## Prompt
Scan the entries below and count the lines holding the string "Regarding". Supply only the number.

## Record list
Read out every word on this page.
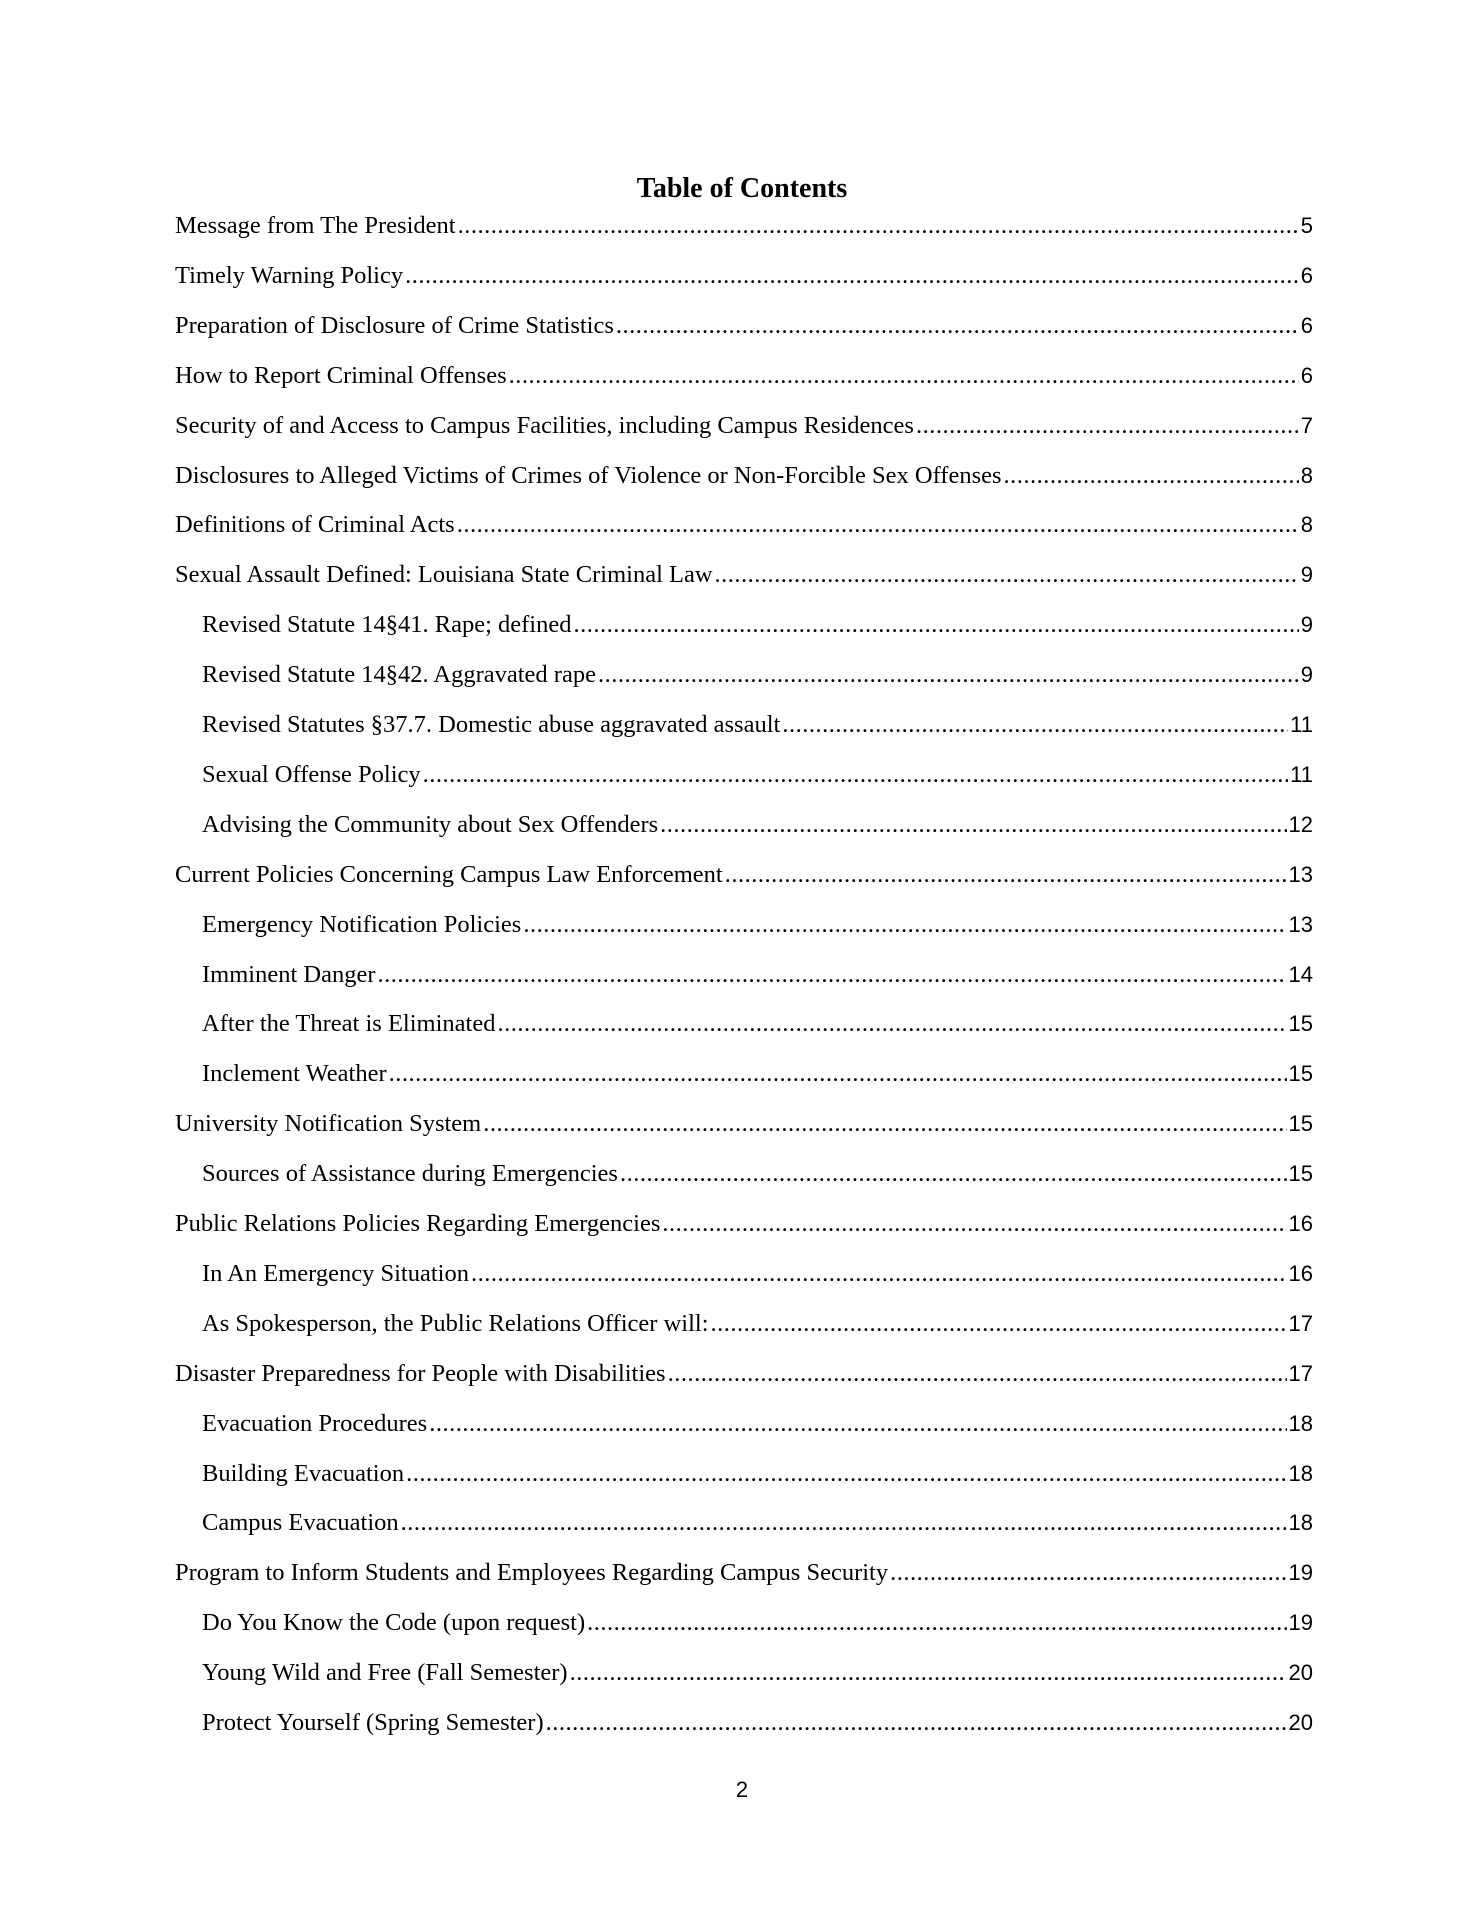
Table of Contents
Message from The President .....	5
Timely Warning Policy .....	6
Preparation of Disclosure of Crime Statistics .....	6
How to Report Criminal Offenses .....	6
Security of and Access to Campus Facilities, including Campus Residences .....	7
Disclosures to Alleged Victims of Crimes of Violence or Non-Forcible Sex Offenses .....	8
Definitions of Criminal Acts .....	8
Sexual Assault Defined: Louisiana State Criminal Law .....	9
Revised Statute 14§41. Rape; defined .....	9
Revised Statute 14§42. Aggravated rape .....	9
Revised Statutes §37.7. Domestic abuse aggravated assault .....	11
Sexual Offense Policy .....	11
Advising the Community about Sex Offenders .....	12
Current Policies Concerning Campus Law Enforcement .....	13
Emergency Notification Policies .....	13
Imminent Danger .....	14
After the Threat is Eliminated .....	15
Inclement Weather .....	15
University Notification System .....	15
Sources of Assistance during Emergencies .....	15
Public Relations Policies Regarding Emergencies .....	16
In An Emergency Situation .....	16
As Spokesperson, the Public Relations Officer will: .....	17
Disaster Preparedness for People with Disabilities .....	17
Evacuation Procedures .....	18
Building Evacuation .....	18
Campus Evacuation .....	18
Program to Inform Students and Employees Regarding Campus Security .....	19
Do You Know the Code (upon request) .....	19
Young Wild and Free (Fall Semester) .....	20
Protect Yourself (Spring Semester) .....	20
2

## Answer to this exercise
2